**PROVIDED DATA**

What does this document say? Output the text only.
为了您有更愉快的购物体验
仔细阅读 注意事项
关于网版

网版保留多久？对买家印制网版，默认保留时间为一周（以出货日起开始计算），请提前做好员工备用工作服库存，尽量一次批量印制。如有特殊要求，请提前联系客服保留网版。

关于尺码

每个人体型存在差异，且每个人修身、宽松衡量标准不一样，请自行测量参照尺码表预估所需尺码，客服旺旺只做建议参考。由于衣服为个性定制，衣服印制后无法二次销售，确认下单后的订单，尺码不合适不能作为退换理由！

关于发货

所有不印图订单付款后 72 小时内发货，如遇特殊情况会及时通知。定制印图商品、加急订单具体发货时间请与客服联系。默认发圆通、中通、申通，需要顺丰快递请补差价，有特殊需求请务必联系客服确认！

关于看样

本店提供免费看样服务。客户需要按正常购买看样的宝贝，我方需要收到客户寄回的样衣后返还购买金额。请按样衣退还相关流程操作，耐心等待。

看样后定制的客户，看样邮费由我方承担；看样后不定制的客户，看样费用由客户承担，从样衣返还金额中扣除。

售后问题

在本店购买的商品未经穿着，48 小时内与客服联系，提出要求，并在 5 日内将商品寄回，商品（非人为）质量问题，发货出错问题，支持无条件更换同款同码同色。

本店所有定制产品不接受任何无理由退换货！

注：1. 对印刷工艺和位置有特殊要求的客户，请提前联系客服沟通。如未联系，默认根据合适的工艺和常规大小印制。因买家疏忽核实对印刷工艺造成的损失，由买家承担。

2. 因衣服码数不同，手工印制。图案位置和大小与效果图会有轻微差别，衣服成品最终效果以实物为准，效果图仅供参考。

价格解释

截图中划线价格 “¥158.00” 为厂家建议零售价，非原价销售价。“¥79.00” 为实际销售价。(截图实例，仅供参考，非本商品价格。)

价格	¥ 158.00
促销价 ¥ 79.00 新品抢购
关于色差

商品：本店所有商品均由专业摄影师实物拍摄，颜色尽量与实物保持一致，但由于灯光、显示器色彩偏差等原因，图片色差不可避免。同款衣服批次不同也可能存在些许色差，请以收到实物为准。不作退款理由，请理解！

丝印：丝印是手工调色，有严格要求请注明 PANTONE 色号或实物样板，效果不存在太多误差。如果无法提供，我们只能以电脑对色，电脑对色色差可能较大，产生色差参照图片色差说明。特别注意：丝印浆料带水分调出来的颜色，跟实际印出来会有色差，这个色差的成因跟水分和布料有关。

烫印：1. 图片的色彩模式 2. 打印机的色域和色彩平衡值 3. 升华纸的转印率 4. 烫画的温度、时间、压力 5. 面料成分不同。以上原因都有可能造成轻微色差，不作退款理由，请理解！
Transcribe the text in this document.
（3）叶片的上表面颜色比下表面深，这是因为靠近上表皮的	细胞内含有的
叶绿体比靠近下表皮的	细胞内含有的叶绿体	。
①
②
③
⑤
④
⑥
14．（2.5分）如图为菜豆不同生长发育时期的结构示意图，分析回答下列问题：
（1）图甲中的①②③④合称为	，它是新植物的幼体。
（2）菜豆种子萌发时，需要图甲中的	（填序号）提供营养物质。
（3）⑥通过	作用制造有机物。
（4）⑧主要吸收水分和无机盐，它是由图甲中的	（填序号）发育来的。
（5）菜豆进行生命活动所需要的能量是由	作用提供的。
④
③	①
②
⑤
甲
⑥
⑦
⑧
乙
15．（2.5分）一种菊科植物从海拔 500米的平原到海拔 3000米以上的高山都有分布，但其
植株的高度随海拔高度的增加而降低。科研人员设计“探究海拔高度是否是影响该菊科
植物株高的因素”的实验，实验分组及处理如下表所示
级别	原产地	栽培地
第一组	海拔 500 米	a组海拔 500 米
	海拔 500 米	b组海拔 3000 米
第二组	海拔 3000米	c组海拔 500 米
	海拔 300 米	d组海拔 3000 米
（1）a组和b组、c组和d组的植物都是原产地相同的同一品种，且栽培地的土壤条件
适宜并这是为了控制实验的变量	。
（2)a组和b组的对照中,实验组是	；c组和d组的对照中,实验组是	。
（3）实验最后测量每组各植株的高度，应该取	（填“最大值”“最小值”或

**WHAT IS NEEDED**
Every record above should be copied exactly.

**WRITTEN ANSWER**
What does this document say? Output the text only.
为了您有更愉快的购物体验
仔细阅读 注意事项
关于网版

网版保留多久？对买家印制网版，默认保留时间为一周（以出货日起开始计算），请提前做好员工备用工作服库存，尽量一次批量印制。如有特殊要求，请提前联系客服保留网版。

关于尺码

每个人体型存在差异，且每个人修身、宽松衡量标准不一样，请自行测量参照尺码表预估所需尺码，客服旺旺只做建议参考。由于衣服为个性定制，衣服印制后无法二次销售，确认下单后的订单，尺码不合适不能作为退换理由！

关于发货

所有不印图订单付款后 72 小时内发货，如遇特殊情况会及时通知。定制印图商品、加急订单具体发货时间请与客服联系。默认发圆通、中通、申通，需要顺丰快递请补差价，有特殊需求请务必联系客服确认！

关于看样

本店提供免费看样服务。客户需要按正常购买看样的宝贝，我方需要收到客户寄回的样衣后返还购买金额。请按样衣退还相关流程操作，耐心等待。

看样后定制的客户，看样邮费由我方承担；看样后不定制的客户，看样费用由客户承担，从样衣返还金额中扣除。

售后问题

在本店购买的商品未经穿着，48 小时内与客服联系，提出要求，并在 5 日内将商品寄回，商品（非人为）质量问题，发货出错问题，支持无条件更换同款同码同色。

本店所有定制产品不接受任何无理由退换货！

注：1. 对印刷工艺和位置有特殊要求的客户，请提前联系客服沟通。如未联系，默认根据合适的工艺和常规大小印制。因买家疏忽核实对印刷工艺造成的损失，由买家承担。

2. 因衣服码数不同，手工印制。图案位置和大小与效果图会有轻微差别，衣服成品最终效果以实物为准，效果图仅供参考。

价格解释

截图中划线价格 “¥158.00” 为厂家建议零售价，非原价销售价。“¥79.00” 为实际销售价。(截图实例，仅供参考，非本商品价格。)

价格	¥ 158.00
促销价 ¥ 79.00 新品抢购
关于色差

商品：本店所有商品均由专业摄影师实物拍摄，颜色尽量与实物保持一致，但由于灯光、显示器色彩偏差等原因，图片色差不可避免。同款衣服批次不同也可能存在些许色差，请以收到实物为准。不作退款理由，请理解！

丝印：丝印是手工调色，有严格要求请注明 PANTONE 色号或实物样板，效果不存在太多误差。如果无法提供，我们只能以电脑对色，电脑对色色差可能较大，产生色差参照图片色差说明。特别注意：丝印浆料带水分调出来的颜色，跟实际印出来会有色差，这个色差的成因跟水分和布料有关。

烫印：1. 图片的色彩模式 2. 打印机的色域和色彩平衡值 3. 升华纸的转印率 4. 烫画的温度、时间、压力 5. 面料成分不同。以上原因都有可能造成轻微色差，不作退款理由，请理解！
Transcribe the text in this document.
（3）叶片的上表面颜色比下表面深，这是因为靠近上表皮的	细胞内含有的
叶绿体比靠近下表皮的	细胞内含有的叶绿体	。
①
②
③
⑤
④
⑥
14．（2.5分）如图为菜豆不同生长发育时期的结构示意图，分析回答下列问题：
（1）图甲中的①②③④合称为	，它是新植物的幼体。
（2）菜豆种子萌发时，需要图甲中的	（填序号）提供营养物质。
（3）⑥通过	作用制造有机物。
（4）⑧主要吸收水分和无机盐，它是由图甲中的	（填序号）发育来的。
（5）菜豆进行生命活动所需要的能量是由	作用提供的。
④
③	①
②
⑤
甲
⑥
⑦
⑧
乙
15．（2.5分）一种菊科植物从海拔 500米的平原到海拔 3000米以上的高山都有分布，但其
植株的高度随海拔高度的增加而降低。科研人员设计“探究海拔高度是否是影响该菊科
植物株高的因素”的实验，实验分组及处理如下表所示
级别	原产地	栽培地
第一组	海拔 500 米	a组海拔 500 米
	海拔 500 米	b组海拔 3000 米
第二组	海拔 3000米	c组海拔 500 米
	海拔 300 米	d组海拔 3000 米
（1）a组和b组、c组和d组的植物都是原产地相同的同一品种，且栽培地的土壤条件
适宜并这是为了控制实验的变量	。
（2)a组和b组的对照中,实验组是	；c组和d组的对照中,实验组是	。
（3）实验最后测量每组各植株的高度，应该取	（填“最大值”“最小值”或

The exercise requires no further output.